→ Material provided:
────────────────────
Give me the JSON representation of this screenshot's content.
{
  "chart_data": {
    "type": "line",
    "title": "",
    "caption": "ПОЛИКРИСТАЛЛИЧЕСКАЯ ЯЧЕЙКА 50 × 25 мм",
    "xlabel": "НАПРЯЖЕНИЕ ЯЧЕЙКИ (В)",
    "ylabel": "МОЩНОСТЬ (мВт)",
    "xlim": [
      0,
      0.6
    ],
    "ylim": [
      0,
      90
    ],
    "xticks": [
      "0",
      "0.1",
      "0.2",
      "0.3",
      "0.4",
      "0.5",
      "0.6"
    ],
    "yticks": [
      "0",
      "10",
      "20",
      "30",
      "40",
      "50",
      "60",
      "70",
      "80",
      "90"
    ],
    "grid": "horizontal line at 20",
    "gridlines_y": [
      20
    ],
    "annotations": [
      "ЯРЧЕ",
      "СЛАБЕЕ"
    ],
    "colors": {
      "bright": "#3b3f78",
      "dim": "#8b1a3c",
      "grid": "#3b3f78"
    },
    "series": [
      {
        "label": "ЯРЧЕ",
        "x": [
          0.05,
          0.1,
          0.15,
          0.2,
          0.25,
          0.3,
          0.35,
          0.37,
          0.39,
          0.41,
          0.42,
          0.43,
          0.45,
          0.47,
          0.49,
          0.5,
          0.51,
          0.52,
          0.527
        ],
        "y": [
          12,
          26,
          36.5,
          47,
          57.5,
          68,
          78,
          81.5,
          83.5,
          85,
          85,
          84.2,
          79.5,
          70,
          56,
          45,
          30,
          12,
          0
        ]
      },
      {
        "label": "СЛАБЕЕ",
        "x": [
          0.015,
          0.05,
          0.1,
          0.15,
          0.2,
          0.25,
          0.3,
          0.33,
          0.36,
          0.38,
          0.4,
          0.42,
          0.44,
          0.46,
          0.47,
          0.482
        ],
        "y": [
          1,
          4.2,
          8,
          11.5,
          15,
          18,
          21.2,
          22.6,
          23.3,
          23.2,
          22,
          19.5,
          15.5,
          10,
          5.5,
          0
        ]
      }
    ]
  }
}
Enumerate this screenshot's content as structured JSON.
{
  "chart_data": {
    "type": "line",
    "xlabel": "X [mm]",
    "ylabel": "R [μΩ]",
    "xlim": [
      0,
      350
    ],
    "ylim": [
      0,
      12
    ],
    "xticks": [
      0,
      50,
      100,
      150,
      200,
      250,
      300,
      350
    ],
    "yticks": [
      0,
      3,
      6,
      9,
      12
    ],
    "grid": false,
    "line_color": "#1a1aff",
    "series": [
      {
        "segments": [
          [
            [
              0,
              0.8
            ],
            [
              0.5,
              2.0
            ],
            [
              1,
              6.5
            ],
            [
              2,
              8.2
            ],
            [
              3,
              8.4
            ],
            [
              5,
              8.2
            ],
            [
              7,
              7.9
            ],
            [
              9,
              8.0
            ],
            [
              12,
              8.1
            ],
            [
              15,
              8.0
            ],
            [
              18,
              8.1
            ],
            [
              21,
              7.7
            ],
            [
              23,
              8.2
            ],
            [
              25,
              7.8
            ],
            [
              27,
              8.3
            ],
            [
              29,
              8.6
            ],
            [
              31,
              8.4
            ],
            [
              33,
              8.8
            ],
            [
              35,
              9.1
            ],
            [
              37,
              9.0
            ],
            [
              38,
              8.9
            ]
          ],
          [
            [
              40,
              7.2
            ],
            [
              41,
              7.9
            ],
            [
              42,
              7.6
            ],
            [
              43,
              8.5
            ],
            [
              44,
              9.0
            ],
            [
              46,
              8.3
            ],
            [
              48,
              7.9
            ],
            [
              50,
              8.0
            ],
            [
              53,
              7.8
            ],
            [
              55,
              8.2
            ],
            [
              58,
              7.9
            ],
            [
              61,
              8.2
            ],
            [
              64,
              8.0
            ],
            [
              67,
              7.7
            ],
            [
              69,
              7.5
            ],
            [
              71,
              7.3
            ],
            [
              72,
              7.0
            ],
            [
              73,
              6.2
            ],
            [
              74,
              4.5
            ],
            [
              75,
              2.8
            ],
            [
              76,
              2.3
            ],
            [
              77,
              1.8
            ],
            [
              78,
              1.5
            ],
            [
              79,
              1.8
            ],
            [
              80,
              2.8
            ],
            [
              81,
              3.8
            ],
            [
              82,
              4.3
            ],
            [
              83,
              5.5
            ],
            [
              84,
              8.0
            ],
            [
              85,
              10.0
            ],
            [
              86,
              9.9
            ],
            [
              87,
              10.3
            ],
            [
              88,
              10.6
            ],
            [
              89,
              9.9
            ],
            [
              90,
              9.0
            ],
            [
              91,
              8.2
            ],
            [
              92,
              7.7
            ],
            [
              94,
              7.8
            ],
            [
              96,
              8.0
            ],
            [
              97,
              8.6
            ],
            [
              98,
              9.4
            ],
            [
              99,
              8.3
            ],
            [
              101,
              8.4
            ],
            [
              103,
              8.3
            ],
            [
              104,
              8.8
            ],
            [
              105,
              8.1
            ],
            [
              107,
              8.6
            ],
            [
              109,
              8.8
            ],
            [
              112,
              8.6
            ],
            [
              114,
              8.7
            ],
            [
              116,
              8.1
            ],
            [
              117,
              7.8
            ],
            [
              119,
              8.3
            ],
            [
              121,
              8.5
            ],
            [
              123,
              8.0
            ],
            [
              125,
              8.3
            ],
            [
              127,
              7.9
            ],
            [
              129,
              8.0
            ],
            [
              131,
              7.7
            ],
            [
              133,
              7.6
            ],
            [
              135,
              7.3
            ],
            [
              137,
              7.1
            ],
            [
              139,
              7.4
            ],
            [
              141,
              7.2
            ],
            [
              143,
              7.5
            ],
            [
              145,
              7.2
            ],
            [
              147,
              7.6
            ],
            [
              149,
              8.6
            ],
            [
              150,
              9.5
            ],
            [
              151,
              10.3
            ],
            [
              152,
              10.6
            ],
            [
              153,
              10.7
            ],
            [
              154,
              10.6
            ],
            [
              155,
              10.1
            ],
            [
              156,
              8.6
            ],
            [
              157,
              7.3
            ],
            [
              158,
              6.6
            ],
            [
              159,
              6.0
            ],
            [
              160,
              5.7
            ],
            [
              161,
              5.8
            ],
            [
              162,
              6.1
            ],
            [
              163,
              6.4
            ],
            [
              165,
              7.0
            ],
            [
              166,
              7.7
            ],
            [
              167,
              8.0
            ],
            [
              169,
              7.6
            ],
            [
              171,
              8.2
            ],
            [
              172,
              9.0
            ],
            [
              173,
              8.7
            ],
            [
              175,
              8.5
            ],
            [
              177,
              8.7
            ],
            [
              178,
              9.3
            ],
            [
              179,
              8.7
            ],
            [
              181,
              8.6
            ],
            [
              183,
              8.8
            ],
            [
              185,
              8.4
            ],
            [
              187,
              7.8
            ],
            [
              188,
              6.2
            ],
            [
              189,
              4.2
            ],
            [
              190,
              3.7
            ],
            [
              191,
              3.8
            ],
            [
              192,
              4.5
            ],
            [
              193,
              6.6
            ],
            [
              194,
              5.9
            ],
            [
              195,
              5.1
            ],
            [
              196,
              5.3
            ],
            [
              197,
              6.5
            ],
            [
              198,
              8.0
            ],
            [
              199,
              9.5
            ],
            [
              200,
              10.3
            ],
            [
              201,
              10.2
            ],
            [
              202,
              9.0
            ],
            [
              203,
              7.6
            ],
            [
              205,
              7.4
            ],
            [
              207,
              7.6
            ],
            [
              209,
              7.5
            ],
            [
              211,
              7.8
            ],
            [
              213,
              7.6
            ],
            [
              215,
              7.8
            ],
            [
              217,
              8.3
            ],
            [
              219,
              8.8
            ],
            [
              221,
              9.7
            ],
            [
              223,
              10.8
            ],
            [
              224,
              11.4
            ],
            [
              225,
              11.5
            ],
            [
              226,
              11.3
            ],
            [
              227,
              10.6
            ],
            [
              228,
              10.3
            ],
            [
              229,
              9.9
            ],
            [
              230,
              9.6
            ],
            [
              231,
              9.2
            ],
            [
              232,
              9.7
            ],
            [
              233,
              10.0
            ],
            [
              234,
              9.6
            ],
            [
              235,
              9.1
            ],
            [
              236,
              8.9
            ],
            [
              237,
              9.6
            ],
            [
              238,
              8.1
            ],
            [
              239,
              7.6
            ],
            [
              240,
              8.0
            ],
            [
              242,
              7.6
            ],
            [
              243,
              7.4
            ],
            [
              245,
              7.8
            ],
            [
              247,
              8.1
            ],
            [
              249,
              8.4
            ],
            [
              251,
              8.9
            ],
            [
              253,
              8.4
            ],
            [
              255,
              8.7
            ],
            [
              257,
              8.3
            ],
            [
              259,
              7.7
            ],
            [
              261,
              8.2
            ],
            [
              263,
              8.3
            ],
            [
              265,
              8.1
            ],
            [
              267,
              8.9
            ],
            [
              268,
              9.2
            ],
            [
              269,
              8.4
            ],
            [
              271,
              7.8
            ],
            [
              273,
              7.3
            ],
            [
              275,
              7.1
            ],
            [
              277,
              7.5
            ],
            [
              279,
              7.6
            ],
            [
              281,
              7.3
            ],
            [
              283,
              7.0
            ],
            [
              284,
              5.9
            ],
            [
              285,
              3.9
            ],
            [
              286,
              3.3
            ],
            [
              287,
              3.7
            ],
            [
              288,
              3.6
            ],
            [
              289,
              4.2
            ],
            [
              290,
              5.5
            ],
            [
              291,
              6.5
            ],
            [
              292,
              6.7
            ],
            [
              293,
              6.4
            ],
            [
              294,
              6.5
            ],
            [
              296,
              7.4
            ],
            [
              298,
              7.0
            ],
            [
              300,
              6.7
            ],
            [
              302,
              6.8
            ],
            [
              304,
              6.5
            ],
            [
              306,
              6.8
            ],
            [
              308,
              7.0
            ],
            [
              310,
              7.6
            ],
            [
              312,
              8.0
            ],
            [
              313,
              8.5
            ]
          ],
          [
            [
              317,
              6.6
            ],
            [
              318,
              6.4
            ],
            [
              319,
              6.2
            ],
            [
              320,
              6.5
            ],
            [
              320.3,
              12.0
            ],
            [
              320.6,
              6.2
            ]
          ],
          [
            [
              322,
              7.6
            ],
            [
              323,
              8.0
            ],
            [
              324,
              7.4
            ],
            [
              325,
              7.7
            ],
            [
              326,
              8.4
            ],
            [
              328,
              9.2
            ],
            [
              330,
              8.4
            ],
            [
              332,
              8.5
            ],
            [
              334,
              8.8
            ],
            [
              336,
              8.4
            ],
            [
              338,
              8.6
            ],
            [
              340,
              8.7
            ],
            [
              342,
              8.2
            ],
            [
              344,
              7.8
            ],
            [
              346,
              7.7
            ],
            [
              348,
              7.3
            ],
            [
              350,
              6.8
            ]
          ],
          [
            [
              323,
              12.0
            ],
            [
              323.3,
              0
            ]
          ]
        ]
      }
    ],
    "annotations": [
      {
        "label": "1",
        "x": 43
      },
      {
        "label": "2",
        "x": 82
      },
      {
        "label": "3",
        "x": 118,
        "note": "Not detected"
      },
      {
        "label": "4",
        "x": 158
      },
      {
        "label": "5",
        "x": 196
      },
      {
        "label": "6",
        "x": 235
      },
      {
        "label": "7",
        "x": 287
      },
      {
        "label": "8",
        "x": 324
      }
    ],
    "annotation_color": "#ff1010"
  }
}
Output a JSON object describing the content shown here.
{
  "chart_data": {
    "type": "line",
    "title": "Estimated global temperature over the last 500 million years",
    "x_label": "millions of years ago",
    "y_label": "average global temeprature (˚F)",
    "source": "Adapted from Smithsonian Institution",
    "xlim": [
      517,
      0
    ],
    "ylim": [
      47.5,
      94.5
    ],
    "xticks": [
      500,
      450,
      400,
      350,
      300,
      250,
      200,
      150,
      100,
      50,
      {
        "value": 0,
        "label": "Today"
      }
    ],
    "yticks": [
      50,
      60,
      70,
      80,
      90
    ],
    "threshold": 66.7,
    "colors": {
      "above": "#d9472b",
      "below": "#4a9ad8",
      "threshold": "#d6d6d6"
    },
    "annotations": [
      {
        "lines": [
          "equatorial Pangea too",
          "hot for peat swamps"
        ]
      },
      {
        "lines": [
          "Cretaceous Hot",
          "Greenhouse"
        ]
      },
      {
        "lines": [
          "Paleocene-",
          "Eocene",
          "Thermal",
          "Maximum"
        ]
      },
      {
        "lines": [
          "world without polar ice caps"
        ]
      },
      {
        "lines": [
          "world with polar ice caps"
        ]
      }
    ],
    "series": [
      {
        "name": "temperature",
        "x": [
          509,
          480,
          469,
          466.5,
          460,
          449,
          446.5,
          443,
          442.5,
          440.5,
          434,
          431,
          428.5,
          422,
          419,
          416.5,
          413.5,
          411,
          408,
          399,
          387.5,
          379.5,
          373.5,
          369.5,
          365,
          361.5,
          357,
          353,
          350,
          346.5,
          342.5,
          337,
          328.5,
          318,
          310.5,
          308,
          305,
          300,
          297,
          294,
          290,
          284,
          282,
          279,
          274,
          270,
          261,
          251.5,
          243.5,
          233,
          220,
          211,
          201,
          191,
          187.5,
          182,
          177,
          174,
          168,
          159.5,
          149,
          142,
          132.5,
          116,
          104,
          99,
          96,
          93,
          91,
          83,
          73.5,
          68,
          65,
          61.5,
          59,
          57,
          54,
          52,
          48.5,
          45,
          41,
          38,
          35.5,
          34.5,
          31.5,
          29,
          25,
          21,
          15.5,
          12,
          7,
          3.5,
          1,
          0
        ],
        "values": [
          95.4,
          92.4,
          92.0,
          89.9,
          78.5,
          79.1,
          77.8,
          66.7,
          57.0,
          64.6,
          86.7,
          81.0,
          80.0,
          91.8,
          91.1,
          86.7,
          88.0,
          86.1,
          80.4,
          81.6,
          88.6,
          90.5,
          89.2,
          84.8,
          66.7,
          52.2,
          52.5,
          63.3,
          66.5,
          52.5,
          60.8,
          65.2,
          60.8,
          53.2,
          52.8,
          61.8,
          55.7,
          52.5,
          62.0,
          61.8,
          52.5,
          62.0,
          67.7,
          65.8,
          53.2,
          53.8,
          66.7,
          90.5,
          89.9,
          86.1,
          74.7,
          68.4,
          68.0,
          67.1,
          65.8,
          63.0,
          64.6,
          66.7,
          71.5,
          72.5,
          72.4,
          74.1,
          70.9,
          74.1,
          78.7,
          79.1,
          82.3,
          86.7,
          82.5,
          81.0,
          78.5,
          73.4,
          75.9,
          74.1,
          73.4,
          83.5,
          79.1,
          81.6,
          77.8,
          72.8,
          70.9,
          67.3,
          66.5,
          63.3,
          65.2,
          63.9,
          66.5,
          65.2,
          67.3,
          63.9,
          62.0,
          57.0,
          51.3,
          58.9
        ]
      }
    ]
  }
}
────────────────────
→ Aim of the exercise:
Set out every line from the material that contains the string "world".

→ Written answer:
          "world without polar ice caps"
          "world with polar ice caps"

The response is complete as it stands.